Work required - Out of the lines below, please list those that hold the string "text".
---------- Provided records
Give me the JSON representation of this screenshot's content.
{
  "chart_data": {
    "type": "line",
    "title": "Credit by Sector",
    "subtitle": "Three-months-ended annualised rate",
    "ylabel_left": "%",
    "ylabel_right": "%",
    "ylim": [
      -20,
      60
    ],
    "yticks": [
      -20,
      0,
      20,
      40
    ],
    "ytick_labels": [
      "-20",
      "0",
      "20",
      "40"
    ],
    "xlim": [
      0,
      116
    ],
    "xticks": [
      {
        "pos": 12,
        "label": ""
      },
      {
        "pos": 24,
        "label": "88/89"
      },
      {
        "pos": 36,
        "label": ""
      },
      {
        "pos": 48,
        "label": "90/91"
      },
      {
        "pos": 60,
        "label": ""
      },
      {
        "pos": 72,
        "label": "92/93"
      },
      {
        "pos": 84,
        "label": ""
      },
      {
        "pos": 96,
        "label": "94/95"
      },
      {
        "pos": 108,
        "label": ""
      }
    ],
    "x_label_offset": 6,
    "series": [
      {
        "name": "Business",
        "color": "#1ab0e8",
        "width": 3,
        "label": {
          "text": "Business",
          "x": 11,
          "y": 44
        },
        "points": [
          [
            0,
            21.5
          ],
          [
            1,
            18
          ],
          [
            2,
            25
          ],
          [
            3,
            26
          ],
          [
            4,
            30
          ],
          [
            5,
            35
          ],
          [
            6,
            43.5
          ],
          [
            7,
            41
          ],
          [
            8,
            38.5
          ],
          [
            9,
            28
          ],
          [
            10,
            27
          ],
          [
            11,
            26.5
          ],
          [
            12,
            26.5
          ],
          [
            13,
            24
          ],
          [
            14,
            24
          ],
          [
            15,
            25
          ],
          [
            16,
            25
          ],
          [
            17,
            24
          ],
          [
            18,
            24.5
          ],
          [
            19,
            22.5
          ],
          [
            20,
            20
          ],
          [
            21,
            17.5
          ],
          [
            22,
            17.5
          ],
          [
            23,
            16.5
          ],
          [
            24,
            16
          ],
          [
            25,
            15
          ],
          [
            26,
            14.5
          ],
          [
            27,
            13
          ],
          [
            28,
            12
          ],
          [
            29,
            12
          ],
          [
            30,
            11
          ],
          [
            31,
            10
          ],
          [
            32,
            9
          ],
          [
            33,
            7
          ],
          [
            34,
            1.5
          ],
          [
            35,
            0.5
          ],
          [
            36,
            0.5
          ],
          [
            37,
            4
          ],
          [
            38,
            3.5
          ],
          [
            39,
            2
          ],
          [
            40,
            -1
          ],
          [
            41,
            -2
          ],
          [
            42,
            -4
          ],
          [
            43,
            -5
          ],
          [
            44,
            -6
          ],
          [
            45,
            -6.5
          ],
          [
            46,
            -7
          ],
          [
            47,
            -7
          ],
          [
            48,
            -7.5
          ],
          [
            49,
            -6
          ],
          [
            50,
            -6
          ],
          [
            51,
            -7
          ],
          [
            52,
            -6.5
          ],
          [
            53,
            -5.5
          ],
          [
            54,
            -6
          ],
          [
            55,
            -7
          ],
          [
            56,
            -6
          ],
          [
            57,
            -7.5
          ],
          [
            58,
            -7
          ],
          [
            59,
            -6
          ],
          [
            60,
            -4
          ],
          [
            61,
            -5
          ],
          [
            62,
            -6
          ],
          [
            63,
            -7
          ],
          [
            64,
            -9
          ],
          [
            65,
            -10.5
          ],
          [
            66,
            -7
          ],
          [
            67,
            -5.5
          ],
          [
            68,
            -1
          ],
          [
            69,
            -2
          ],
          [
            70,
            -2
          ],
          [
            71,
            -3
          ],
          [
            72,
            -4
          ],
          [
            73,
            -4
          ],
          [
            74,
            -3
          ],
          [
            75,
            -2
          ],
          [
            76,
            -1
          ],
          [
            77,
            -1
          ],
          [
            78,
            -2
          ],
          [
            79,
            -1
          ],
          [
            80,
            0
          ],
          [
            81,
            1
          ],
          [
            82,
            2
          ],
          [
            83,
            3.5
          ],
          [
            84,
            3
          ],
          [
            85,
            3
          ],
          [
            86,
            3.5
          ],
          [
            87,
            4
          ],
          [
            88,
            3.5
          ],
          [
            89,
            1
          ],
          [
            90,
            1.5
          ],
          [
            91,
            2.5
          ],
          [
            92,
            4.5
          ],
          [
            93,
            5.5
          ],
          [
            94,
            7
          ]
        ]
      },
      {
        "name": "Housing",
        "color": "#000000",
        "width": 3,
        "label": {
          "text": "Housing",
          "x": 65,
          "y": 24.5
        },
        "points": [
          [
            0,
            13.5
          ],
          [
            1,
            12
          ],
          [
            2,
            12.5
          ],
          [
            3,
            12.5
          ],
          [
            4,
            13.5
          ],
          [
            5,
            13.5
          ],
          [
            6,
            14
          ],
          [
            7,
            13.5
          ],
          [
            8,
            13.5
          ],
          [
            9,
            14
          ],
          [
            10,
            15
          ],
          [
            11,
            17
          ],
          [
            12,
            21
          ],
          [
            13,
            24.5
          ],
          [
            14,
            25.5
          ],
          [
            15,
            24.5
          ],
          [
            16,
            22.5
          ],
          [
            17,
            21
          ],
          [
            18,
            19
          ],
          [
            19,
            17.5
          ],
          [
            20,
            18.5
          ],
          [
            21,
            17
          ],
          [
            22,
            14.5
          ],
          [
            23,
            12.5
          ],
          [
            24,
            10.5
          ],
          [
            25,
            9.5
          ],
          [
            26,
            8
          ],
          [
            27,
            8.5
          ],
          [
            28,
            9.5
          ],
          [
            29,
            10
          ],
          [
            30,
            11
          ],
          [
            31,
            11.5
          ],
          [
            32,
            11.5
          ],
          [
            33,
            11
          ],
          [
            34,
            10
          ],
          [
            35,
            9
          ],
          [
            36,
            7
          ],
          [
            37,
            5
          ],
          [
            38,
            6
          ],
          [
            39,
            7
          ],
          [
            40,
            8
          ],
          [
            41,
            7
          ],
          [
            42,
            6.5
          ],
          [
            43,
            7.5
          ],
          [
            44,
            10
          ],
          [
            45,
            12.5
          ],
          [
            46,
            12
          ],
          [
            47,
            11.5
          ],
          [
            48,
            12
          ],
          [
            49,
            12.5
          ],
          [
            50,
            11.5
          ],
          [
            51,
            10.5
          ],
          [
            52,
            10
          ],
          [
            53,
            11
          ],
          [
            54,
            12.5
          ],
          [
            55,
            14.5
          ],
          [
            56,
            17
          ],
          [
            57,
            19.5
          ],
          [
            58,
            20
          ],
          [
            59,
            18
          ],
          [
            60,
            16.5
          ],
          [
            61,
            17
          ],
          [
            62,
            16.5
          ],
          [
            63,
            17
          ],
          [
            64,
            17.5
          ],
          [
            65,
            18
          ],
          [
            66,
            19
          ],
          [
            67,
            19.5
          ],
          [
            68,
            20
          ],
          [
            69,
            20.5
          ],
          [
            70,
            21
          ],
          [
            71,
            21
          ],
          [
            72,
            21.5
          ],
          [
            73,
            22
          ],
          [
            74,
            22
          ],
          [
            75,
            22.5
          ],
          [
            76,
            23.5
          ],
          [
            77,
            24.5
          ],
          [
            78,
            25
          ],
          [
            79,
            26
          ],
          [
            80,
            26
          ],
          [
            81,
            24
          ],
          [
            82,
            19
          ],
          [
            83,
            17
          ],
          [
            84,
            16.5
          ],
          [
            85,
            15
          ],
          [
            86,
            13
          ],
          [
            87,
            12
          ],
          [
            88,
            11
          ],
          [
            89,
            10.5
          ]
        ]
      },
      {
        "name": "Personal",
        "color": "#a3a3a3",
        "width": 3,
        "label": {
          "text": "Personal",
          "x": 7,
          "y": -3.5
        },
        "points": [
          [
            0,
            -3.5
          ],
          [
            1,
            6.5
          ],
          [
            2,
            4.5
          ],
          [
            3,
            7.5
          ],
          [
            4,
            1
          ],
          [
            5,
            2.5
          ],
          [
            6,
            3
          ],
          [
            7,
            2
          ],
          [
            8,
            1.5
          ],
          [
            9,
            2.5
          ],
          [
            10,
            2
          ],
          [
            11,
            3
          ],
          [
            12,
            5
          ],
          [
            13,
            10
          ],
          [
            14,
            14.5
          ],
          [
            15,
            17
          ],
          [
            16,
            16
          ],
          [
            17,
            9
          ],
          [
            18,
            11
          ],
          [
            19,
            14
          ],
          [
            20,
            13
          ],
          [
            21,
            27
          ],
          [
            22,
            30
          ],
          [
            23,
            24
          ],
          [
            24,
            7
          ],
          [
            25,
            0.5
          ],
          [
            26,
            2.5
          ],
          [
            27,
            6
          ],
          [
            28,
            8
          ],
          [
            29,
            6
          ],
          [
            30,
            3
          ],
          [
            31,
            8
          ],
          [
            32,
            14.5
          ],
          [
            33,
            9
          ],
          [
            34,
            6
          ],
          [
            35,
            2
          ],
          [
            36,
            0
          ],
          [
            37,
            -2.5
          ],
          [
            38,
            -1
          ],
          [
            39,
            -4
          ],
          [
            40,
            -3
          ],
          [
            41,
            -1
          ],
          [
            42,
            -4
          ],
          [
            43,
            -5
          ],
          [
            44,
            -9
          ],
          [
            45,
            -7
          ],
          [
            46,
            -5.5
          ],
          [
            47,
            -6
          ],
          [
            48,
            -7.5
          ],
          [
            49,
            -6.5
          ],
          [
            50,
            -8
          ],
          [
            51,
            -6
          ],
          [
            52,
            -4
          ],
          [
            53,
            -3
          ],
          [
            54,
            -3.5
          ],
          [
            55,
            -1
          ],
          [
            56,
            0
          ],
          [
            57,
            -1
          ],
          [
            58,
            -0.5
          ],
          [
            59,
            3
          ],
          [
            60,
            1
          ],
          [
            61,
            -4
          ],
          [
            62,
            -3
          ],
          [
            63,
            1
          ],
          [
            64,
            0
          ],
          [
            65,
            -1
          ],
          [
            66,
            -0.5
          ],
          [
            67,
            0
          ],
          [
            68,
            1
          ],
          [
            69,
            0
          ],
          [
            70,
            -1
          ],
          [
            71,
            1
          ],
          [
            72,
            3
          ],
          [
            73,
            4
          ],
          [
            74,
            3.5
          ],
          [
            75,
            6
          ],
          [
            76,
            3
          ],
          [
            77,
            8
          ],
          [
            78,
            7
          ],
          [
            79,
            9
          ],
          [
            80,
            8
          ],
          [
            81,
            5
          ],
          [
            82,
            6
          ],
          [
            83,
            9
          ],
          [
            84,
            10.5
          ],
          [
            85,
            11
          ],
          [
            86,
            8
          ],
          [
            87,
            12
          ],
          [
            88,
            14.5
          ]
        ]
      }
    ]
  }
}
--------------------
---------- Provided records
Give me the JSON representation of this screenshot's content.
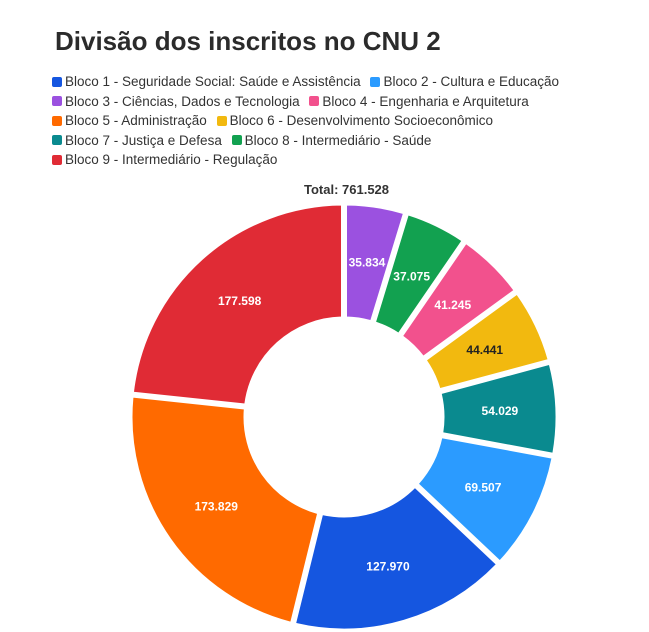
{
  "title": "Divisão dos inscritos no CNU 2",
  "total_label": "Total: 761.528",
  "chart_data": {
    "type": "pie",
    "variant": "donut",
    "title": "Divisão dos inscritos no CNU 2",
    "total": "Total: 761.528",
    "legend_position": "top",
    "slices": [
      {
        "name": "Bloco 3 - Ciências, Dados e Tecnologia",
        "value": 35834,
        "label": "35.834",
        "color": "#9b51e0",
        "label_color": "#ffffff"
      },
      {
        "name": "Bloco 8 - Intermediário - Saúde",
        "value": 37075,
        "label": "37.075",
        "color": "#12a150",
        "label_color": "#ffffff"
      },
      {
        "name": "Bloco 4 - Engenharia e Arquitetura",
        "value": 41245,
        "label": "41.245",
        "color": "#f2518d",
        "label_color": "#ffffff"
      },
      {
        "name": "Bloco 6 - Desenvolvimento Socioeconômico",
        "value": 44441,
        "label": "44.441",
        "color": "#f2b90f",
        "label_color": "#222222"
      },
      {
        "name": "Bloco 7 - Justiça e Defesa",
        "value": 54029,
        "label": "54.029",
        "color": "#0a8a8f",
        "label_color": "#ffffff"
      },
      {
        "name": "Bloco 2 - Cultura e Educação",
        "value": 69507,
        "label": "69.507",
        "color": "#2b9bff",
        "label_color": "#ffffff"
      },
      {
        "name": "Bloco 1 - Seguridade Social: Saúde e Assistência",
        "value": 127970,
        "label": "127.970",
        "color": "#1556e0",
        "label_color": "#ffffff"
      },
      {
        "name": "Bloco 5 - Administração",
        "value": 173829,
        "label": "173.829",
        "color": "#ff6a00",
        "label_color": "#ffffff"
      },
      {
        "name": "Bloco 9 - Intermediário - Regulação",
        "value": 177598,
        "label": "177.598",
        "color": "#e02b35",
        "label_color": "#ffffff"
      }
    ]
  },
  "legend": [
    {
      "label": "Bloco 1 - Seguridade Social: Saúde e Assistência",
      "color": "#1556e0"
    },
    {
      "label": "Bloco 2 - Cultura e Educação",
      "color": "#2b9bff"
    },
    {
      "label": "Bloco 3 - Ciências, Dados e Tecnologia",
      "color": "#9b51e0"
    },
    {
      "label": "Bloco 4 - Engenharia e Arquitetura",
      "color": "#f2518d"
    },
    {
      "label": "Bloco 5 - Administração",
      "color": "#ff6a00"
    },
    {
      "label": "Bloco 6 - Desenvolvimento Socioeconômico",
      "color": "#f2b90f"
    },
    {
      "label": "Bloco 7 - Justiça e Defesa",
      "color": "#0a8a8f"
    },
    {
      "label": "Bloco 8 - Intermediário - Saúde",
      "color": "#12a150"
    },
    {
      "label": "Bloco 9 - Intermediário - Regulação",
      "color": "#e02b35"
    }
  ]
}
--------------------
---------- Provided records
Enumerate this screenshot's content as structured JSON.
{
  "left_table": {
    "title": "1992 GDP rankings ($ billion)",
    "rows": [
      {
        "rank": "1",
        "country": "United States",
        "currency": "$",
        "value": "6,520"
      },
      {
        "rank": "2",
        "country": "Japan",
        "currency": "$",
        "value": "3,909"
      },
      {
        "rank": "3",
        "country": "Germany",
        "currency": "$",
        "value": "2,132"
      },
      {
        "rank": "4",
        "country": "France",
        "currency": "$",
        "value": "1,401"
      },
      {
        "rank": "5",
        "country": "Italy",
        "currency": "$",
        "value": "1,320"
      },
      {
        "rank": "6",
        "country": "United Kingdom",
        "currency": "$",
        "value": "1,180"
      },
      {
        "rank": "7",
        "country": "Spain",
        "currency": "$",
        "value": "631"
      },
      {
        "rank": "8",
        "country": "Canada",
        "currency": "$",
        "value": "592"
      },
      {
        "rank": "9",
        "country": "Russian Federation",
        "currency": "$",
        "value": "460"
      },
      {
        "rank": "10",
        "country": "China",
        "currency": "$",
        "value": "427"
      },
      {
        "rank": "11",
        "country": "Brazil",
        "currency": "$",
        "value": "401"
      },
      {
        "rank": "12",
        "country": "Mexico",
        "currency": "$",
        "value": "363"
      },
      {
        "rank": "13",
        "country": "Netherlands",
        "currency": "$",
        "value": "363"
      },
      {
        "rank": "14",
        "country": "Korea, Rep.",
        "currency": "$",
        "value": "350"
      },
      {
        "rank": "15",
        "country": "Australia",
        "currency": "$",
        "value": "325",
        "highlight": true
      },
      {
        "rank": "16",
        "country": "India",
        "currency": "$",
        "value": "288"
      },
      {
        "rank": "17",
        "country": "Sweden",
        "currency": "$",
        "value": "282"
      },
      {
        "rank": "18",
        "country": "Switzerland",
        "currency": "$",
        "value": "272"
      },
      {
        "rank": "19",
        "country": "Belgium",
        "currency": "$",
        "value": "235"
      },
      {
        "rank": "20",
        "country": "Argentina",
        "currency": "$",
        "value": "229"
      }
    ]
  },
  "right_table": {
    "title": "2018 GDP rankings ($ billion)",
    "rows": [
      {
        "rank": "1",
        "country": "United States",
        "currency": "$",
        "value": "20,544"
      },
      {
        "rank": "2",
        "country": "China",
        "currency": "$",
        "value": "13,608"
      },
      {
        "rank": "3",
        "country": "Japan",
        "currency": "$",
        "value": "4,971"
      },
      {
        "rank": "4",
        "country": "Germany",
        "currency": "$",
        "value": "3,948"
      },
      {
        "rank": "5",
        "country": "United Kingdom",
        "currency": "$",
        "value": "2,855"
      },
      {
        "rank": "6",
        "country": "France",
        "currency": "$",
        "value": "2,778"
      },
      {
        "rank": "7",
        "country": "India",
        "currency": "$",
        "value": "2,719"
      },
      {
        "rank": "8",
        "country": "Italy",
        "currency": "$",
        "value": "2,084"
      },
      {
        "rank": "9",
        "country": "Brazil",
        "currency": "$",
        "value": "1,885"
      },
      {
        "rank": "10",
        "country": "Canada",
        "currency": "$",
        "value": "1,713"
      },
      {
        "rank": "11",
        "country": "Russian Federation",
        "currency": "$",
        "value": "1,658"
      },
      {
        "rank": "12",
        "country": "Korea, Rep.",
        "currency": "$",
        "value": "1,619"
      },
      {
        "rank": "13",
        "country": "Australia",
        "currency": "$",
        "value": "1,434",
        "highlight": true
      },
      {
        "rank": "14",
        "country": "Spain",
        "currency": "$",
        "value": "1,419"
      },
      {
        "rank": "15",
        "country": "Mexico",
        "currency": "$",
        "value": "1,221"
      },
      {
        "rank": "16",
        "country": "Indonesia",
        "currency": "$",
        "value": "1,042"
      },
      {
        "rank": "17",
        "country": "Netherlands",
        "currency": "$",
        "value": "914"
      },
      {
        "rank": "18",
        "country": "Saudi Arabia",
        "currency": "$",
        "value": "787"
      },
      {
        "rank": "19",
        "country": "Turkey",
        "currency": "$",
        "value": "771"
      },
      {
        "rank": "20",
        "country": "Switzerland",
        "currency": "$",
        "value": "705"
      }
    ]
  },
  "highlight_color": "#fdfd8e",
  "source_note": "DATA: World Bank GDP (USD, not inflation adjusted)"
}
--------------------
Solution to this task -
          "text": "Business",
          "text": "Housing",
          "text": "Personal",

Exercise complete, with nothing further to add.